All records below must be retyped exactly.
— start of Data to process —
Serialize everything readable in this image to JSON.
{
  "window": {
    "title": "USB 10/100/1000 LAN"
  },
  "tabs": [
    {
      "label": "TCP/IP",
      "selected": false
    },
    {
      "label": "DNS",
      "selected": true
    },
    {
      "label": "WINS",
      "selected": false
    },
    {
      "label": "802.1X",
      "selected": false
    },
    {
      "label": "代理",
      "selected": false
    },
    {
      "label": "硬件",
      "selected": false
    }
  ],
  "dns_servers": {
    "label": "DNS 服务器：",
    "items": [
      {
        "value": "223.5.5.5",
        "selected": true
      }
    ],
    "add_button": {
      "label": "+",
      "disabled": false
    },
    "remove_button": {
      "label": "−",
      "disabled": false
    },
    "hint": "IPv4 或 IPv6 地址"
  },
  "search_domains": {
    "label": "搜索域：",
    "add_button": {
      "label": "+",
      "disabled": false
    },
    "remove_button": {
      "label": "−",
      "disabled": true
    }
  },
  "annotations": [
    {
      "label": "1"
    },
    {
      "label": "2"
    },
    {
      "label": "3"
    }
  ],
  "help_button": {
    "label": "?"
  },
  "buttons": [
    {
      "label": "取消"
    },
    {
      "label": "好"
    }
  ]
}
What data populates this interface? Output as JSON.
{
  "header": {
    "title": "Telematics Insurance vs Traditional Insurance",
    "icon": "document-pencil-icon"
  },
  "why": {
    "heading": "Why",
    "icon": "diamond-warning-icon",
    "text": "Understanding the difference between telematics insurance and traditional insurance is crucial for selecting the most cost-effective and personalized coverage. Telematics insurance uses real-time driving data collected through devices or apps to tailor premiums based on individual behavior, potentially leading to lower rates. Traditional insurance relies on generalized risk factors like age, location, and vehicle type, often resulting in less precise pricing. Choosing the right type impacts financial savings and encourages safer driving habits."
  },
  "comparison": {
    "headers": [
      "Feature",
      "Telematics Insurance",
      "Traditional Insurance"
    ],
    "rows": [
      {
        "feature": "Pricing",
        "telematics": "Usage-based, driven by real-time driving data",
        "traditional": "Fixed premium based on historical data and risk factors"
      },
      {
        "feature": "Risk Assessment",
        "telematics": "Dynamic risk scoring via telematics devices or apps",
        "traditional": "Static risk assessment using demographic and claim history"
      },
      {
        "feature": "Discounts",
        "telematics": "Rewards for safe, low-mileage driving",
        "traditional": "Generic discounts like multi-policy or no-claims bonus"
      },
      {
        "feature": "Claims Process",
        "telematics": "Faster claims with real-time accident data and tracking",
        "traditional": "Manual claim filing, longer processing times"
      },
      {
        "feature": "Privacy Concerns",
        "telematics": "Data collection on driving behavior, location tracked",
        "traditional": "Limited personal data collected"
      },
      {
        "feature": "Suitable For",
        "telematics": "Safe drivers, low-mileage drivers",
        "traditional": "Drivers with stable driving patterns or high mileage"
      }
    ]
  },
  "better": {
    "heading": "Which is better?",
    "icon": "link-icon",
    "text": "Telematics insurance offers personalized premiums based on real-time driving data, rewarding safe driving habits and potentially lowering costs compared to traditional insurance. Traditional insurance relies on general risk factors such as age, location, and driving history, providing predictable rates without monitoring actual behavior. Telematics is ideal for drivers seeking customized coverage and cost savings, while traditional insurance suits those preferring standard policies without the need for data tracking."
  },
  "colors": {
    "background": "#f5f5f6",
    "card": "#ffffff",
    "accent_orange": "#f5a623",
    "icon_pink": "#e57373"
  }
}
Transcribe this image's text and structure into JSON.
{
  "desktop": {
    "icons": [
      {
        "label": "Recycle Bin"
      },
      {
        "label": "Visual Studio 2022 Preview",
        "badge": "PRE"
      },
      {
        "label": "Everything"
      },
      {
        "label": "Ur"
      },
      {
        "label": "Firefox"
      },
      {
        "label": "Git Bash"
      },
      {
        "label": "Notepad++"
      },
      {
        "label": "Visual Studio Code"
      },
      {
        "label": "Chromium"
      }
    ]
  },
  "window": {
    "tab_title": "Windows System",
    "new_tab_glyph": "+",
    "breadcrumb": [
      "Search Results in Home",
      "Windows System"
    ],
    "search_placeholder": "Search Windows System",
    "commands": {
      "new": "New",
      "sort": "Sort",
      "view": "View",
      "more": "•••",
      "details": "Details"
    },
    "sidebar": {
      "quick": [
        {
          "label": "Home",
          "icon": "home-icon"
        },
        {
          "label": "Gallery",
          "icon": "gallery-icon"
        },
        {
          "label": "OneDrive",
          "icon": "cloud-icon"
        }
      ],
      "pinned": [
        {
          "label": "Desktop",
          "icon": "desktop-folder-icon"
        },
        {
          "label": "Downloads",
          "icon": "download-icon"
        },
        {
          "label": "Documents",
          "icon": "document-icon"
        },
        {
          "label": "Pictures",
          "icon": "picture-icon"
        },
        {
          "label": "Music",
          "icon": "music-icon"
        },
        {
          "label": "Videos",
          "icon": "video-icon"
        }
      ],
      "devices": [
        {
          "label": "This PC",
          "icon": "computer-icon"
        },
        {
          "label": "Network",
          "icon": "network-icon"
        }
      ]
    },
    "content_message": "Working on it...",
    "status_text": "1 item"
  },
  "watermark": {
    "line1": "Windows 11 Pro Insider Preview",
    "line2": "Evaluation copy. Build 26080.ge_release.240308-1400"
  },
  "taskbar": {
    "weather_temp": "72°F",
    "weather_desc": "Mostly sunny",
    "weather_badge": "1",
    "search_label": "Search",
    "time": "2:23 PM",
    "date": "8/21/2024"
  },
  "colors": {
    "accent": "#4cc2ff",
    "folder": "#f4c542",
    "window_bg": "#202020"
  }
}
— end of Data to process —
*Result for this task*
Serialize everything readable in this image to JSON.
{
  "window": {
    "title": "USB 10/100/1000 LAN"
  },
  "tabs": [
    {
      "label": "TCP/IP",
      "selected": false
    },
    {
      "label": "DNS",
      "selected": true
    },
    {
      "label": "WINS",
      "selected": false
    },
    {
      "label": "802.1X",
      "selected": false
    },
    {
      "label": "代理",
      "selected": false
    },
    {
      "label": "硬件",
      "selected": false
    }
  ],
  "dns_servers": {
    "label": "DNS 服务器：",
    "items": [
      {
        "value": "223.5.5.5",
        "selected": true
      }
    ],
    "add_button": {
      "label": "+",
      "disabled": false
    },
    "remove_button": {
      "label": "−",
      "disabled": false
    },
    "hint": "IPv4 或 IPv6 地址"
  },
  "search_domains": {
    "label": "搜索域：",
    "add_button": {
      "label": "+",
      "disabled": false
    },
    "remove_button": {
      "label": "−",
      "disabled": true
    }
  },
  "annotations": [
    {
      "label": "1"
    },
    {
      "label": "2"
    },
    {
      "label": "3"
    }
  ],
  "help_button": {
    "label": "?"
  },
  "buttons": [
    {
      "label": "取消"
    },
    {
      "label": "好"
    }
  ]
}
What data populates this interface? Output as JSON.
{
  "header": {
    "title": "Telematics Insurance vs Traditional Insurance",
    "icon": "document-pencil-icon"
  },
  "why": {
    "heading": "Why",
    "icon": "diamond-warning-icon",
    "text": "Understanding the difference between telematics insurance and traditional insurance is crucial for selecting the most cost-effective and personalized coverage. Telematics insurance uses real-time driving data collected through devices or apps to tailor premiums based on individual behavior, potentially leading to lower rates. Traditional insurance relies on generalized risk factors like age, location, and vehicle type, often resulting in less precise pricing. Choosing the right type impacts financial savings and encourages safer driving habits."
  },
  "comparison": {
    "headers": [
      "Feature",
      "Telematics Insurance",
      "Traditional Insurance"
    ],
    "rows": [
      {
        "feature": "Pricing",
        "telematics": "Usage-based, driven by real-time driving data",
        "traditional": "Fixed premium based on historical data and risk factors"
      },
      {
        "feature": "Risk Assessment",
        "telematics": "Dynamic risk scoring via telematics devices or apps",
        "traditional": "Static risk assessment using demographic and claim history"
      },
      {
        "feature": "Discounts",
        "telematics": "Rewards for safe, low-mileage driving",
        "traditional": "Generic discounts like multi-policy or no-claims bonus"
      },
      {
        "feature": "Claims Process",
        "telematics": "Faster claims with real-time accident data and tracking",
        "traditional": "Manual claim filing, longer processing times"
      },
      {
        "feature": "Privacy Concerns",
        "telematics": "Data collection on driving behavior, location tracked",
        "traditional": "Limited personal data collected"
      },
      {
        "feature": "Suitable For",
        "telematics": "Safe drivers, low-mileage drivers",
        "traditional": "Drivers with stable driving patterns or high mileage"
      }
    ]
  },
  "better": {
    "heading": "Which is better?",
    "icon": "link-icon",
    "text": "Telematics insurance offers personalized premiums based on real-time driving data, rewarding safe driving habits and potentially lowering costs compared to traditional insurance. Traditional insurance relies on general risk factors such as age, location, and driving history, providing predictable rates without monitoring actual behavior. Telematics is ideal for drivers seeking customized coverage and cost savings, while traditional insurance suits those preferring standard policies without the need for data tracking."
  },
  "colors": {
    "background": "#f5f5f6",
    "card": "#ffffff",
    "accent_orange": "#f5a623",
    "icon_pink": "#e57373"
  }
}
Transcribe this image's text and structure into JSON.
{
  "desktop": {
    "icons": [
      {
        "label": "Recycle Bin"
      },
      {
        "label": "Visual Studio 2022 Preview",
        "badge": "PRE"
      },
      {
        "label": "Everything"
      },
      {
        "label": "Ur"
      },
      {
        "label": "Firefox"
      },
      {
        "label": "Git Bash"
      },
      {
        "label": "Notepad++"
      },
      {
        "label": "Visual Studio Code"
      },
      {
        "label": "Chromium"
      }
    ]
  },
  "window": {
    "tab_title": "Windows System",
    "new_tab_glyph": "+",
    "breadcrumb": [
      "Search Results in Home",
      "Windows System"
    ],
    "search_placeholder": "Search Windows System",
    "commands": {
      "new": "New",
      "sort": "Sort",
      "view": "View",
      "more": "•••",
      "details": "Details"
    },
    "sidebar": {
      "quick": [
        {
          "label": "Home",
          "icon": "home-icon"
        },
        {
          "label": "Gallery",
          "icon": "gallery-icon"
        },
        {
          "label": "OneDrive",
          "icon": "cloud-icon"
        }
      ],
      "pinned": [
        {
          "label": "Desktop",
          "icon": "desktop-folder-icon"
        },
        {
          "label": "Downloads",
          "icon": "download-icon"
        },
        {
          "label": "Documents",
          "icon": "document-icon"
        },
        {
          "label": "Pictures",
          "icon": "picture-icon"
        },
        {
          "label": "Music",
          "icon": "music-icon"
        },
        {
          "label": "Videos",
          "icon": "video-icon"
        }
      ],
      "devices": [
        {
          "label": "This PC",
          "icon": "computer-icon"
        },
        {
          "label": "Network",
          "icon": "network-icon"
        }
      ]
    },
    "content_message": "Working on it...",
    "status_text": "1 item"
  },
  "watermark": {
    "line1": "Windows 11 Pro Insider Preview",
    "line2": "Evaluation copy. Build 26080.ge_release.240308-1400"
  },
  "taskbar": {
    "weather_temp": "72°F",
    "weather_desc": "Mostly sunny",
    "weather_badge": "1",
    "search_label": "Search",
    "time": "2:23 PM",
    "date": "8/21/2024"
  },
  "colors": {
    "accent": "#4cc2ff",
    "folder": "#f4c542",
    "window_bg": "#202020"
  }
}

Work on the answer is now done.